*** Provided text

Inquiry reveals widening gap in housing inequality

2026-05-19

A Greens-led Senate inquiry into intergenerational housing inequity, has today revealed a housing crisis out of control where younger generations of renters, first home buyers and people experiencing homelessness are being left behind.

Evidence to the committee today showed:

  • Younger people have been disproportionately harmed by government decisions to walk away from directly providing housing. 
  • Renters are being left behind by unlimited rent increases and short-term leases.
  • In 2024, 40% of young renters in our major capital cities were spending more than 30% of their disposable income on housing. In 2001, that figure was just 26%.That's a 14 percentage point increase in a single generation.
  • The Government won’t meet its target of building 1.2 million houses by 2029. 
  • 640,000 people are in need of social housing. Even if the Government manages to fully deliver on the HAFF’s 40,000 promised social and affordable houses, this will only amount to 6% of what’s needed, and there will still be a long waiting list.
  • Increase in investor demand for housing has caused massive house price growth and fuelled the current housing crisis.
  • Big banks are among the biggest winners of the housing crisis as they make more profit out of home loans than business loans - they make $229,000 in profit on the average 30 year home loan.

******

■ **Apply what you read**
1. Answer from the housing inquiry release:
(a) In 2001, what share of young renters in major capital cities spent more than 30% of their disposable income on housing?
(b) How many people are in need of social housing?
(c) How much profit do big banks make on the average 30 year home loan?
2. Repeat the housing inquiry release word for word from "Evidence to the" up to and including "directly providing housing.".
3. Can you carry on the housing inquiry release, picking up after its final point?
The listing comes from a separate source, unrelated to the housing inquiry release.

*** Extracted records

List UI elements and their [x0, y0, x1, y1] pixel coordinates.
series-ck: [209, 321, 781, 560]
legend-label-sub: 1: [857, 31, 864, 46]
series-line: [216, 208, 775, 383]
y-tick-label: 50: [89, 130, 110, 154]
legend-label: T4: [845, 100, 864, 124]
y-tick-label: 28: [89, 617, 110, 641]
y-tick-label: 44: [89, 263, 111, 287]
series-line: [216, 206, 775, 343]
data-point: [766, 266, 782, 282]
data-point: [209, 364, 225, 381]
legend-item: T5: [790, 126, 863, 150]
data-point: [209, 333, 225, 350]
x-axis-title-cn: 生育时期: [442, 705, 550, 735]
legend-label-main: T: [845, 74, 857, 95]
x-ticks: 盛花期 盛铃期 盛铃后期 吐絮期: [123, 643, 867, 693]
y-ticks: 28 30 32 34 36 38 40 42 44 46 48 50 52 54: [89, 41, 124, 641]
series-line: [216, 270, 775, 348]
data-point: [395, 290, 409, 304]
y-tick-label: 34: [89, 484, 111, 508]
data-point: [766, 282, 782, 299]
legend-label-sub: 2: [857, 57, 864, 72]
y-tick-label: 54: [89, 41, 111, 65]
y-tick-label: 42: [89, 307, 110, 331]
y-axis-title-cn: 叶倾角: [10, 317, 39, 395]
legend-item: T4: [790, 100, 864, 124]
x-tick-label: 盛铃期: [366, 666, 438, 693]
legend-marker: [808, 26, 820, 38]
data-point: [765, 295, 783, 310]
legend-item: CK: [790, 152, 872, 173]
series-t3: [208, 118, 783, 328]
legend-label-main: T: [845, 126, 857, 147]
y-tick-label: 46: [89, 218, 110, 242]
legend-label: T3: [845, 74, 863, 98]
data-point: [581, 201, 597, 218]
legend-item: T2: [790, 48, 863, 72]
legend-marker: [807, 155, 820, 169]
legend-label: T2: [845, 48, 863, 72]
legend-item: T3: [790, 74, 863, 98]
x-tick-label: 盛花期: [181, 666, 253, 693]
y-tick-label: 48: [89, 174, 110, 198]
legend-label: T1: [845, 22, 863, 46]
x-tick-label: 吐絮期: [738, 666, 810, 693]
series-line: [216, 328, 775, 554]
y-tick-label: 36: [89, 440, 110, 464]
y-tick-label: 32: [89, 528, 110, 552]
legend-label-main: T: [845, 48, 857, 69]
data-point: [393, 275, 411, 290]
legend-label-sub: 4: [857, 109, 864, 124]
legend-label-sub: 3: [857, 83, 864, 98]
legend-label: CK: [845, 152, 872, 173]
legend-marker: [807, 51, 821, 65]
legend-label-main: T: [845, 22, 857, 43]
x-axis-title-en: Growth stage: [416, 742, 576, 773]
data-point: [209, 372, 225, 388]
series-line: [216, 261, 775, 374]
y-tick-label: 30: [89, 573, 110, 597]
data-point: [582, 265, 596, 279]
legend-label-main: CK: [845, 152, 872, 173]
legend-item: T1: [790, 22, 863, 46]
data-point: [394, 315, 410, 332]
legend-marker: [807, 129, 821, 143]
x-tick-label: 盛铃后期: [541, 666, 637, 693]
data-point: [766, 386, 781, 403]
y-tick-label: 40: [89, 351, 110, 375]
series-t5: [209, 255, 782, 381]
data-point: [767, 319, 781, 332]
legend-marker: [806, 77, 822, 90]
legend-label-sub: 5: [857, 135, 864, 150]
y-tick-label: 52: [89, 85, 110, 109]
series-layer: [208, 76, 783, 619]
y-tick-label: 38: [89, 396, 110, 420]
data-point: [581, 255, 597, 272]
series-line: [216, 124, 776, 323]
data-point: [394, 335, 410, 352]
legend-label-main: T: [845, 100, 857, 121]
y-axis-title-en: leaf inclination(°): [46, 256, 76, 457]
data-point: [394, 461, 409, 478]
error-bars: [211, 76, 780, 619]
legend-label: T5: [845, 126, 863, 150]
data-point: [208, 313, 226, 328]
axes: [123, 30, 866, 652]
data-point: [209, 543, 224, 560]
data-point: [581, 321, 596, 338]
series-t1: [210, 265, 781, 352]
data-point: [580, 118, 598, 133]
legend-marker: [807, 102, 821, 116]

******

■ **Responses for each task**
1.
(a) 26%
(b) 640,000
(c) $229,000

2.
Evidence to the committee today showed:

  • Younger people have been disproportionately harmed by government decisions to walk away from directly providing housing.

3.
  • Immigration does not explain the housing crisis. For example, during COVID dwelling prices increased by 32% despite there being effectively no migration during this time.

Lines attributable to Greens spokesperson for finance, housing and homelessness and Senator for South Australia, Barbara Pocock:

‘The evidence of this inquiry is clear: The housing gap between generations is widening thanks to successive governments’ failures.

“45% of tax breaks for wealthy property investors have benefited baby boomers. Meanwhile young people today face rising rents and house prices, more insecure employment and massive HECS debts. We are looking at an intergenerational chasm. 

“Housing affordability has deteriorated significantly in Australia, particularly for younger generations. Home ownership rates among young people are falling, rents are rising while wages aren't keeping up, and young people are making up a large proportion of people experiencing homelessness.

“Labor’s budget does nothing for renters, homeless people and for the 190,000 people on public housing waiting lists. 

“640,000 Australians are in need of social housing right now yet the HAFF will only meet 6% of this demand when it's fully implemented. That’s unacceptable. 

“The HAFF is too slow, it's too complicated, it isn't touching the sides, and it isn't delivering housing for future generations. 

“Tinkering around the edges of a broken housing system won’t fix the housing crisis. Labor needs to stop working for the 1% and instead start treating housing like a human right.

“It's time this government looked after the 30% of Australians who rent, many of them young people, who are increasingly facing housing stress.”